(Dataset entries)
------------------------------------------------------------------------

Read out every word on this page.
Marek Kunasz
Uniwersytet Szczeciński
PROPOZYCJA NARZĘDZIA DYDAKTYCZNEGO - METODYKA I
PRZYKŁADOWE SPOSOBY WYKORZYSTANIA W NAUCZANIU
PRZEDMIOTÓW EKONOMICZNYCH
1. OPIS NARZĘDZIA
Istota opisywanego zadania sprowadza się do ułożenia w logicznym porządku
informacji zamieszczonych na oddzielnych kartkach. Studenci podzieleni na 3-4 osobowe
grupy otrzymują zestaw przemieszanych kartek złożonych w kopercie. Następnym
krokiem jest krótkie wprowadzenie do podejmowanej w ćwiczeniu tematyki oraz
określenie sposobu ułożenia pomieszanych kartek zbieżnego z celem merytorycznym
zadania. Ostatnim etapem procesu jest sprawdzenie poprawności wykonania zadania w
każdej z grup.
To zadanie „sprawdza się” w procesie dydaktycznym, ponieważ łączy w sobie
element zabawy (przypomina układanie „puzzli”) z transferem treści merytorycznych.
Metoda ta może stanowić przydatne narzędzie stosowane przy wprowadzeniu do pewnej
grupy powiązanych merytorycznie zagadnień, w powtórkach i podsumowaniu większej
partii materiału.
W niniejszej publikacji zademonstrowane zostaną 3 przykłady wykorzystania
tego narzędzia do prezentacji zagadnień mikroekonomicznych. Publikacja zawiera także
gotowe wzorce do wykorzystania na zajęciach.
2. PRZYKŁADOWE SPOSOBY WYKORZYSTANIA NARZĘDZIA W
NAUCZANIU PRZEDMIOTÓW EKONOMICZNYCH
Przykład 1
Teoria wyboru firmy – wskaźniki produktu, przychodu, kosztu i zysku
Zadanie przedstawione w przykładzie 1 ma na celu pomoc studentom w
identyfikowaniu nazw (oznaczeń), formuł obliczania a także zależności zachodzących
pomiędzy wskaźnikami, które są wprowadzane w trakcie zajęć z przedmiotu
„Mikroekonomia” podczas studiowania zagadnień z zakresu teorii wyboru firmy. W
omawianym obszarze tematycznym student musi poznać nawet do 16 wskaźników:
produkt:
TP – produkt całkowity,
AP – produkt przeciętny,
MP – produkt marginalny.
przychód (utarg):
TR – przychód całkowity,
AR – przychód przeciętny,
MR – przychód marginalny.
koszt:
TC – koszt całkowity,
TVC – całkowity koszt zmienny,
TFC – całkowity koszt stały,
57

------------------------------------------------------------------------

Without leaving anything out, quote all the data.

Read out every word on this page.
Marek Kunasz
Uniwersytet Szczeciński
PROPOZYCJA NARZĘDZIA DYDAKTYCZNEGO - METODYKA I
PRZYKŁADOWE SPOSOBY WYKORZYSTANIA W NAUCZANIU
PRZEDMIOTÓW EKONOMICZNYCH
1. OPIS NARZĘDZIA
Istota opisywanego zadania sprowadza się do ułożenia w logicznym porządku
informacji zamieszczonych na oddzielnych kartkach. Studenci podzieleni na 3-4 osobowe
grupy otrzymują zestaw przemieszanych kartek złożonych w kopercie. Następnym
krokiem jest krótkie wprowadzenie do podejmowanej w ćwiczeniu tematyki oraz
określenie sposobu ułożenia pomieszanych kartek zbieżnego z celem merytorycznym
zadania. Ostatnim etapem procesu jest sprawdzenie poprawności wykonania zadania w
każdej z grup.
To zadanie „sprawdza się” w procesie dydaktycznym, ponieważ łączy w sobie
element zabawy (przypomina układanie „puzzli”) z transferem treści merytorycznych.
Metoda ta może stanowić przydatne narzędzie stosowane przy wprowadzeniu do pewnej
grupy powiązanych merytorycznie zagadnień, w powtórkach i podsumowaniu większej
partii materiału.
W niniejszej publikacji zademonstrowane zostaną 3 przykłady wykorzystania
tego narzędzia do prezentacji zagadnień mikroekonomicznych. Publikacja zawiera także
gotowe wzorce do wykorzystania na zajęciach.
2. PRZYKŁADOWE SPOSOBY WYKORZYSTANIA NARZĘDZIA W
NAUCZANIU PRZEDMIOTÓW EKONOMICZNYCH
Przykład 1
Teoria wyboru firmy – wskaźniki produktu, przychodu, kosztu i zysku
Zadanie przedstawione w przykładzie 1 ma na celu pomoc studentom w
identyfikowaniu nazw (oznaczeń), formuł obliczania a także zależności zachodzących
pomiędzy wskaźnikami, które są wprowadzane w trakcie zajęć z przedmiotu
„Mikroekonomia” podczas studiowania zagadnień z zakresu teorii wyboru firmy. W
omawianym obszarze tematycznym student musi poznać nawet do 16 wskaźników:
produkt:
TP – produkt całkowity,
AP – produkt przeciętny,
MP – produkt marginalny.
przychód (utarg):
TR – przychód całkowity,
AR – przychód przeciętny,
MR – przychód marginalny.
koszt:
TC – koszt całkowity,
TVC – całkowity koszt zmienny,
TFC – całkowity koszt stały,
57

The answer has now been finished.